- [Exercise objective] How many of these lines hold the string "Squash"? Answer with the number only.
─── Provided records ───
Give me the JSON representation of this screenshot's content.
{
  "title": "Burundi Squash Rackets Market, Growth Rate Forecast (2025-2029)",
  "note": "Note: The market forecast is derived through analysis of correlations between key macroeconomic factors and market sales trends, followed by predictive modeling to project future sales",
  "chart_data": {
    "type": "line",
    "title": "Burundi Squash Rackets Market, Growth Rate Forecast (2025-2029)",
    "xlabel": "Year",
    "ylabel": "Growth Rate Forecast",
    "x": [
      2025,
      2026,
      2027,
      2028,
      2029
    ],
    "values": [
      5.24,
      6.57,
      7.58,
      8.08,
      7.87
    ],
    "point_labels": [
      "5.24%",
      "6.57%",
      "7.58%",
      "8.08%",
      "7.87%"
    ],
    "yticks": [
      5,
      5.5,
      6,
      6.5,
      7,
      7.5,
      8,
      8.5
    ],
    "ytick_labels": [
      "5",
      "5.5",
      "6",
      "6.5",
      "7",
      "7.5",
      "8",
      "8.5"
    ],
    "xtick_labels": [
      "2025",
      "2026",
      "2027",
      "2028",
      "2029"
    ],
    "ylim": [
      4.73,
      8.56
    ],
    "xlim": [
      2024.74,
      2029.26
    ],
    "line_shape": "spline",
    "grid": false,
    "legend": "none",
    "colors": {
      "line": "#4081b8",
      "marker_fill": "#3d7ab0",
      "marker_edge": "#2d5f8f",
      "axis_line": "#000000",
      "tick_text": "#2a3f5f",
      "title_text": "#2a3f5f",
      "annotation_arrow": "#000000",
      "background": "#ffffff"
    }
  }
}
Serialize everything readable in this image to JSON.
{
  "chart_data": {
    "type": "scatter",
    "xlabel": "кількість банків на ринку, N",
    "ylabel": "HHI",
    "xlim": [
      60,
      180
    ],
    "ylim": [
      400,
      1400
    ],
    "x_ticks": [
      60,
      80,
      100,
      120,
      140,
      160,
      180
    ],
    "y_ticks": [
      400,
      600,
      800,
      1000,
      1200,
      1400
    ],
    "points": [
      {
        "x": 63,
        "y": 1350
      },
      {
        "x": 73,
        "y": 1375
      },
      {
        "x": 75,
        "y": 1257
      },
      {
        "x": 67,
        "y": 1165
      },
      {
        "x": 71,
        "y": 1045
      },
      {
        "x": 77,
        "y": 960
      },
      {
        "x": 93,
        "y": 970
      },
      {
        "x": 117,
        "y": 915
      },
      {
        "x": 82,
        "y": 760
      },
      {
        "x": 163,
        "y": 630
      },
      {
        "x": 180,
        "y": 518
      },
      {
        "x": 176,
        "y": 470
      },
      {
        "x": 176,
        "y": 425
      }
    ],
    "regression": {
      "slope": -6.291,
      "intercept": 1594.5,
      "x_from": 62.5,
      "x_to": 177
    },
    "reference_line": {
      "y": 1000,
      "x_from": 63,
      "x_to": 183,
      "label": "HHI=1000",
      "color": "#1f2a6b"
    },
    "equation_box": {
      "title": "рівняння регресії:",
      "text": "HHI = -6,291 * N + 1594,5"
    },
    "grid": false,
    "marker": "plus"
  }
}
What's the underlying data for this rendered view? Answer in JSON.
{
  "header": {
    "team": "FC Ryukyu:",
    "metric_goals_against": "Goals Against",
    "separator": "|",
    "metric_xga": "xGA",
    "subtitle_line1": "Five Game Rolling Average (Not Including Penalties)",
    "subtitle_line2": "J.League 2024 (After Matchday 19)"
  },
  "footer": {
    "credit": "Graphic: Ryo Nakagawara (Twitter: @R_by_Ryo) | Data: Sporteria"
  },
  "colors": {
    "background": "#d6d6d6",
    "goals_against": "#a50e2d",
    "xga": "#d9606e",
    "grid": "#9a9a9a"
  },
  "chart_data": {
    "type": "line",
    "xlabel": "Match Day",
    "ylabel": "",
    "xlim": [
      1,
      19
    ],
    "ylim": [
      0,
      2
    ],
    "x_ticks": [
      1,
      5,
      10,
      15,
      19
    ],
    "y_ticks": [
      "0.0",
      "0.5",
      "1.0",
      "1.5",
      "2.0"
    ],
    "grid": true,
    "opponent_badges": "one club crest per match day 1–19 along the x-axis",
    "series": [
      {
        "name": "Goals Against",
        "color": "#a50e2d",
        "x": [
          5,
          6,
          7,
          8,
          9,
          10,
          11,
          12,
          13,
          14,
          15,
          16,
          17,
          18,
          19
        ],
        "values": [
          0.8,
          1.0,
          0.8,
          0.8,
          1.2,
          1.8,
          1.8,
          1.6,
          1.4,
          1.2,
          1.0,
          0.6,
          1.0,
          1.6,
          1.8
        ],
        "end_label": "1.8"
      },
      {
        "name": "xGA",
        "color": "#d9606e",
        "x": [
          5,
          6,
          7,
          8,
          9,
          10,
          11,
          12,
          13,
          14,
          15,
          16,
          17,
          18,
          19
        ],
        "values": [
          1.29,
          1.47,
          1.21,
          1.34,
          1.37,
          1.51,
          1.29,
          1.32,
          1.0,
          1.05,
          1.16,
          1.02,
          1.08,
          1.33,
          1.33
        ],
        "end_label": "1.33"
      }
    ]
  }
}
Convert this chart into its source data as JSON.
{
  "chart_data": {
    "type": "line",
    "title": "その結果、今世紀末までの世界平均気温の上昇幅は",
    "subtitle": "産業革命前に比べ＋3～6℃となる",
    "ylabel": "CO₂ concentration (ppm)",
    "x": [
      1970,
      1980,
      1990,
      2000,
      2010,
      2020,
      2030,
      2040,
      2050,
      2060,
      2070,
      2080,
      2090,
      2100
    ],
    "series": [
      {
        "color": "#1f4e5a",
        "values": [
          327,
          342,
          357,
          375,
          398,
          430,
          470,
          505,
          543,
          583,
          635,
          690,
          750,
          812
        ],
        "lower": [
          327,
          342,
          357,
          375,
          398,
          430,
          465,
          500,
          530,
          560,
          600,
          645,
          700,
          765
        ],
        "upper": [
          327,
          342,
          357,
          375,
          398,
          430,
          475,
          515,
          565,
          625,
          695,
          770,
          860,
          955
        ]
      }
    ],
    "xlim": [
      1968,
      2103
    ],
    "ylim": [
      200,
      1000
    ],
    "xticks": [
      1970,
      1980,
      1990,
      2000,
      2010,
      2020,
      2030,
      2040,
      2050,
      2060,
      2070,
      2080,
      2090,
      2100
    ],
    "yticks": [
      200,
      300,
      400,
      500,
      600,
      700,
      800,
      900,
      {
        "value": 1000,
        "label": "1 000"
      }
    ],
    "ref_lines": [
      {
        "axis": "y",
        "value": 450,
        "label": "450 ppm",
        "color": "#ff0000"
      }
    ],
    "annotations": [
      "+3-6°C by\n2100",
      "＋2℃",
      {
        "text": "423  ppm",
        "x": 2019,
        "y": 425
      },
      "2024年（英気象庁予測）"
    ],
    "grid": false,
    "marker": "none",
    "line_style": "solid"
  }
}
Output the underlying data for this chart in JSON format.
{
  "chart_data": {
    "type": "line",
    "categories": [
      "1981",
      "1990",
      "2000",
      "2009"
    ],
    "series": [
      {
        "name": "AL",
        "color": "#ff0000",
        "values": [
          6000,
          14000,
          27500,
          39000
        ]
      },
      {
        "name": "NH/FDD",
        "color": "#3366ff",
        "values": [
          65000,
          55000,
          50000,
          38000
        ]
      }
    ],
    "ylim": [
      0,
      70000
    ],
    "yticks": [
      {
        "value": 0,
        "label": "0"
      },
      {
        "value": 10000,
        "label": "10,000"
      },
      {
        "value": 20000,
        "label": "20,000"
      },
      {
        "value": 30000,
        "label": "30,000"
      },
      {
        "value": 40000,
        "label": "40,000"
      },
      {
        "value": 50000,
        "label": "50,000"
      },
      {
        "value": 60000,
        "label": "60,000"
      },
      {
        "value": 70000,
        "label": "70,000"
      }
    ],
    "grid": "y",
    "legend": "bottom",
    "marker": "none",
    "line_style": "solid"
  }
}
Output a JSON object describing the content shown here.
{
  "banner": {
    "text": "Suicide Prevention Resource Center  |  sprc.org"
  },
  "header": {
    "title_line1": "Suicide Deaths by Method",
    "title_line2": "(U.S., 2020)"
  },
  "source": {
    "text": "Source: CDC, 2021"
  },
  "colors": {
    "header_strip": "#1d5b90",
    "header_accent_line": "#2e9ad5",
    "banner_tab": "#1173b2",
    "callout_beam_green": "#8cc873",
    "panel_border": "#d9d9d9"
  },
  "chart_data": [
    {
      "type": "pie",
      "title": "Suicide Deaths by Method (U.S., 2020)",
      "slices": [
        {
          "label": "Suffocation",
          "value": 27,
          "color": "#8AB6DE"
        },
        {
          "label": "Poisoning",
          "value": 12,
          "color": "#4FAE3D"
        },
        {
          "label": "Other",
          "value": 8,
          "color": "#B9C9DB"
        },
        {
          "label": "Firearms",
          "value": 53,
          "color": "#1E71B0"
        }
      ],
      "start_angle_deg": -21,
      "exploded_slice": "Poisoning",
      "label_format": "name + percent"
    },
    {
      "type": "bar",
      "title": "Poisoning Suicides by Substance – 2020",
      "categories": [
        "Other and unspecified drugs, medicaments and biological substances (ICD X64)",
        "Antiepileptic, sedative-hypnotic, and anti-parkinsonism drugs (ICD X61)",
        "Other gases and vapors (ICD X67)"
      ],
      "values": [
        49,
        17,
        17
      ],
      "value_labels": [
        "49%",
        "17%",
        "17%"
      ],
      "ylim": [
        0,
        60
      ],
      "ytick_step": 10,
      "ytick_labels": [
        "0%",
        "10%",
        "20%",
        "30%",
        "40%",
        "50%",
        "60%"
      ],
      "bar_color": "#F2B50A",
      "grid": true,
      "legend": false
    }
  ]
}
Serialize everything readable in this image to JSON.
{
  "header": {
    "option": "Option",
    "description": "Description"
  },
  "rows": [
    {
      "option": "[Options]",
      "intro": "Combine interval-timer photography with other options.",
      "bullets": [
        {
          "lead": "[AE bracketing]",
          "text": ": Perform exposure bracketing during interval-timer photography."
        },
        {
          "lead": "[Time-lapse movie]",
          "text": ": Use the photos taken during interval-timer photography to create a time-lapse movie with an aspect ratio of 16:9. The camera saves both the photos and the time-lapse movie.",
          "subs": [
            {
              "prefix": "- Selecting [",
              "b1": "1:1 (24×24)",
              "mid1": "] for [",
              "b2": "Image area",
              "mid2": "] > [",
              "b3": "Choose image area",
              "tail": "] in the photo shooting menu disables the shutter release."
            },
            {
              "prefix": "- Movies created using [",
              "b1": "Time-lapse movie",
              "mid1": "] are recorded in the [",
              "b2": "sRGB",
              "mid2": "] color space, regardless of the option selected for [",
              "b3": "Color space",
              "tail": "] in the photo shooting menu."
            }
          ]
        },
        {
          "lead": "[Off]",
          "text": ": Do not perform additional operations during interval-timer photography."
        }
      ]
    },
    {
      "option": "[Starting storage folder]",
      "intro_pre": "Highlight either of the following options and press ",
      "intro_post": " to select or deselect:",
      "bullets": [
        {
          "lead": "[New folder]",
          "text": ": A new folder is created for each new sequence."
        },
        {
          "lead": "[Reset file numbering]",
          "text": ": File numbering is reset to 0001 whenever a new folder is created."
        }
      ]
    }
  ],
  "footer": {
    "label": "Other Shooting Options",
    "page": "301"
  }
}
───
- [Solution to the exercise] 2